THE PROBLEM
Make an exact copy of the entries below.

━━ DATA PROVIDED ━━

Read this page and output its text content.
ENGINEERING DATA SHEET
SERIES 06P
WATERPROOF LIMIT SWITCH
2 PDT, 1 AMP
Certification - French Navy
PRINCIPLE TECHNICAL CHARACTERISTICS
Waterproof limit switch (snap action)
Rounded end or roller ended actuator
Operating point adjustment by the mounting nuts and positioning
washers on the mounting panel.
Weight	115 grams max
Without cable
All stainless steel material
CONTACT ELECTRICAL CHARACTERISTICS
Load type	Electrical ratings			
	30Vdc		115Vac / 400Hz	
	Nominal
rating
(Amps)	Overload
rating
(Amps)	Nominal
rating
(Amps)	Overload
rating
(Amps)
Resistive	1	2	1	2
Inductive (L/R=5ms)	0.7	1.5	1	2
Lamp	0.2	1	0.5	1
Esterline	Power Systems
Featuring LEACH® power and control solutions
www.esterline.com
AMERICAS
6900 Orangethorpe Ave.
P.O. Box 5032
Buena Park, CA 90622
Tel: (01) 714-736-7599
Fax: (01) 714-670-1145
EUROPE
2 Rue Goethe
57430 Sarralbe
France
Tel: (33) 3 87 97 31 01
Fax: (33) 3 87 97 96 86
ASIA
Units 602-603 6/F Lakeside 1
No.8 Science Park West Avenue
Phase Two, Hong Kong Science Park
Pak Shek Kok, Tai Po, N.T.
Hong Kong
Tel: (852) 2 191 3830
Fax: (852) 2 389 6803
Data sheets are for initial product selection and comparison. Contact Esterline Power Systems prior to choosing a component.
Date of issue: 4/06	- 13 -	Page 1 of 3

━━━

EXPECTED ANSWER
Read this page and output its text content.
ENGINEERING DATA SHEET
SERIES 06P
WATERPROOF LIMIT SWITCH
2 PDT, 1 AMP
Certification - French Navy
PRINCIPLE TECHNICAL CHARACTERISTICS
Waterproof limit switch (snap action)
Rounded end or roller ended actuator
Operating point adjustment by the mounting nuts and positioning
washers on the mounting panel.
Weight	115 grams max
Without cable
All stainless steel material
CONTACT ELECTRICAL CHARACTERISTICS
Load type	Electrical ratings			
	30Vdc		115Vac / 400Hz	
	Nominal
rating
(Amps)	Overload
rating
(Amps)	Nominal
rating
(Amps)	Overload
rating
(Amps)
Resistive	1	2	1	2
Inductive (L/R=5ms)	0.7	1.5	1	2
Lamp	0.2	1	0.5	1
Esterline	Power Systems
Featuring LEACH® power and control solutions
www.esterline.com
AMERICAS
6900 Orangethorpe Ave.
P.O. Box 5032
Buena Park, CA 90622
Tel: (01) 714-736-7599
Fax: (01) 714-670-1145
EUROPE
2 Rue Goethe
57430 Sarralbe
France
Tel: (33) 3 87 97 31 01
Fax: (33) 3 87 97 96 86
ASIA
Units 602-603 6/F Lakeside 1
No.8 Science Park West Avenue
Phase Two, Hong Kong Science Park
Pak Shek Kok, Tai Po, N.T.
Hong Kong
Tel: (852) 2 191 3830
Fax: (852) 2 389 6803
Data sheets are for initial product selection and comparison. Contact Esterline Power Systems prior to choosing a component.
Date of issue: 4/06	- 13 -	Page 1 of 3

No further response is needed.